---- Records for processing
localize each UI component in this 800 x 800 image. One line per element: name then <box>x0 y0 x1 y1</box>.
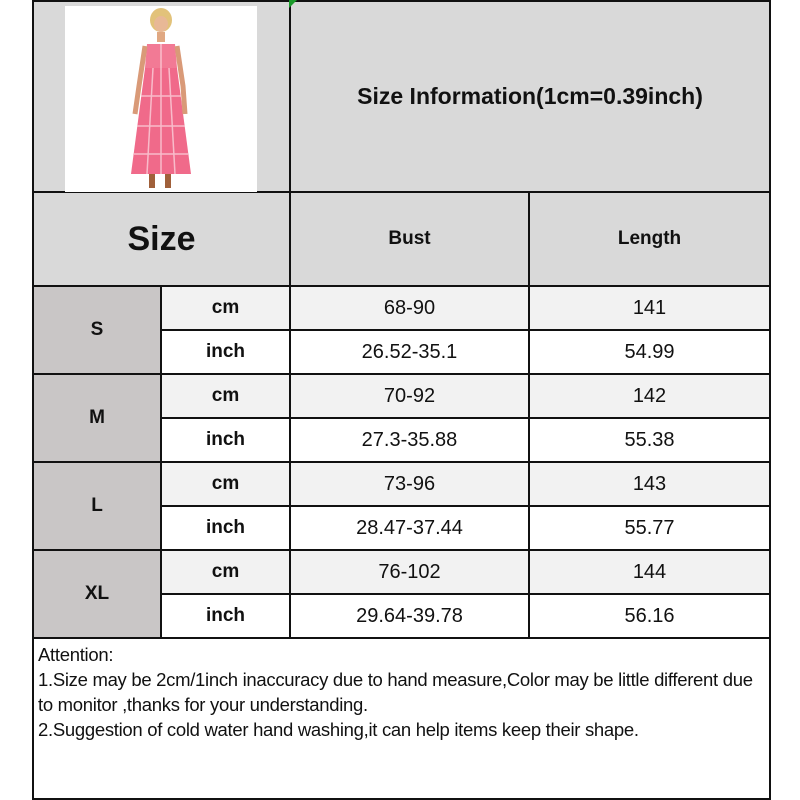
length-value: 144 <box>527 549 772 595</box>
bust-value: 68-90 <box>289 285 530 331</box>
length-value: 142 <box>527 373 772 419</box>
unit-label: cm <box>160 461 291 507</box>
bust-value: 76-102 <box>289 549 530 595</box>
table-row: S cm 68-90 141 <box>32 285 772 375</box>
table-row: inch 29.64-39.78 56.16 <box>33 593 772 639</box>
bust-value: 29.64-39.78 <box>289 593 530 639</box>
attention-note: 2.Suggestion of cold water hand washing,… <box>38 719 639 740</box>
length-value: 54.99 <box>527 329 772 375</box>
length-value: 56.16 <box>527 593 772 639</box>
length-column-header: Length <box>527 191 772 287</box>
table-row: L cm 73-96 143 <box>32 461 772 551</box>
length-value: 55.38 <box>527 417 772 463</box>
table-row: inch 26.52-35.1 54.99 <box>33 329 772 375</box>
unit-label: cm <box>160 373 291 419</box>
unit-label: inch <box>160 505 291 551</box>
length-value: 141 <box>527 285 772 331</box>
table-row: inch 27.3-35.88 55.38 <box>33 417 772 463</box>
size-label: S <box>32 285 162 375</box>
attention-heading: Attention: <box>38 644 114 665</box>
dress-model-image <box>131 8 191 188</box>
table-row: M cm 70-92 142 <box>32 373 772 463</box>
size-label: XL <box>32 549 162 639</box>
attention-notes: Attention: 1.Size may be 2cm/1inch inacc… <box>31 637 772 800</box>
unit-label: inch <box>160 417 291 463</box>
cell-corner-marker <box>289 0 297 8</box>
bust-value: 28.47-37.44 <box>289 505 530 551</box>
size-label: L <box>32 461 162 551</box>
bust-value: 27.3-35.88 <box>289 417 530 463</box>
size-chart-table: Size Information(1cm=0.39inch) Size Bust… <box>31 0 772 800</box>
bust-value: 26.52-35.1 <box>289 329 530 375</box>
size-info-title: Size Information(1cm=0.39inch) <box>288 0 772 193</box>
bust-value: 73-96 <box>289 461 530 507</box>
bust-column-header: Bust <box>289 191 530 287</box>
product-image-cell <box>32 0 291 193</box>
unit-label: inch <box>160 329 291 375</box>
unit-label: cm <box>160 549 291 595</box>
length-value: 143 <box>527 461 772 507</box>
table-row: inch 28.47-37.44 55.77 <box>33 505 772 551</box>
attention-note: 1.Size may be 2cm/1inch inaccuracy due t… <box>38 669 753 715</box>
size-label: M <box>32 373 162 463</box>
bust-value: 70-92 <box>289 373 530 419</box>
product-photo <box>65 6 257 192</box>
length-value: 55.77 <box>527 505 772 551</box>
size-column-header: Size <box>32 191 291 287</box>
unit-label: inch <box>160 593 291 639</box>
unit-label: cm <box>160 285 291 331</box>
table-row: XL cm 76-102 144 <box>32 549 772 639</box>
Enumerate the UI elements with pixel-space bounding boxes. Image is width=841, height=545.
--------
What needs to be done | Reproduce these lines with every "unit-label" swapped for "unit-name", leaving everything else unchanged and the pictures out.

Output of the exercise |
localize each UI component in this 800 x 800 image. One line per element: name then <box>x0 y0 x1 y1</box>.
length-value: 144 <box>527 549 772 595</box>
bust-value: 68-90 <box>289 285 530 331</box>
length-value: 142 <box>527 373 772 419</box>
unit-name: cm <box>160 461 291 507</box>
bust-value: 76-102 <box>289 549 530 595</box>
table-row: S cm 68-90 141 <box>32 285 772 375</box>
table-row: inch 29.64-39.78 56.16 <box>33 593 772 639</box>
bust-value: 29.64-39.78 <box>289 593 530 639</box>
attention-note: 2.Suggestion of cold water hand washing,… <box>38 719 639 740</box>
length-value: 54.99 <box>527 329 772 375</box>
length-value: 56.16 <box>527 593 772 639</box>
length-column-header: Length <box>527 191 772 287</box>
table-row: L cm 73-96 143 <box>32 461 772 551</box>
length-value: 55.38 <box>527 417 772 463</box>
table-row: inch 26.52-35.1 54.99 <box>33 329 772 375</box>
unit-name: cm <box>160 373 291 419</box>
unit-name: inch <box>160 505 291 551</box>
length-value: 141 <box>527 285 772 331</box>
table-row: inch 27.3-35.88 55.38 <box>33 417 772 463</box>
size-label: S <box>32 285 162 375</box>
attention-heading: Attention: <box>38 644 114 665</box>
dress-model-image <box>131 8 191 188</box>
table-row: M cm 70-92 142 <box>32 373 772 463</box>
size-label: XL <box>32 549 162 639</box>
attention-notes: Attention: 1.Size may be 2cm/1inch inacc… <box>31 637 772 800</box>
unit-name: inch <box>160 417 291 463</box>
cell-corner-marker <box>289 0 297 8</box>
bust-value: 28.47-37.44 <box>289 505 530 551</box>
size-label: L <box>32 461 162 551</box>
bust-value: 27.3-35.88 <box>289 417 530 463</box>
size-chart-table: Size Information(1cm=0.39inch) Size Bust… <box>31 0 772 800</box>
bust-value: 26.52-35.1 <box>289 329 530 375</box>
size-info-title: Size Information(1cm=0.39inch) <box>288 0 772 193</box>
bust-value: 73-96 <box>289 461 530 507</box>
bust-column-header: Bust <box>289 191 530 287</box>
product-image-cell <box>32 0 291 193</box>
unit-name: inch <box>160 329 291 375</box>
unit-name: cm <box>160 549 291 595</box>
length-value: 143 <box>527 461 772 507</box>
table-row: inch 28.47-37.44 55.77 <box>33 505 772 551</box>
attention-note: 1.Size may be 2cm/1inch inaccuracy due t… <box>38 669 753 715</box>
size-label: M <box>32 373 162 463</box>
bust-value: 70-92 <box>289 373 530 419</box>
product-photo <box>65 6 257 192</box>
length-value: 55.77 <box>527 505 772 551</box>
size-column-header: Size <box>32 191 291 287</box>
unit-name: inch <box>160 593 291 639</box>
unit-name: cm <box>160 285 291 331</box>
table-row: XL cm 76-102 144 <box>32 549 772 639</box>
Enumerate the UI elements with pixel-space bounding boxes. Image is width=841, height=545.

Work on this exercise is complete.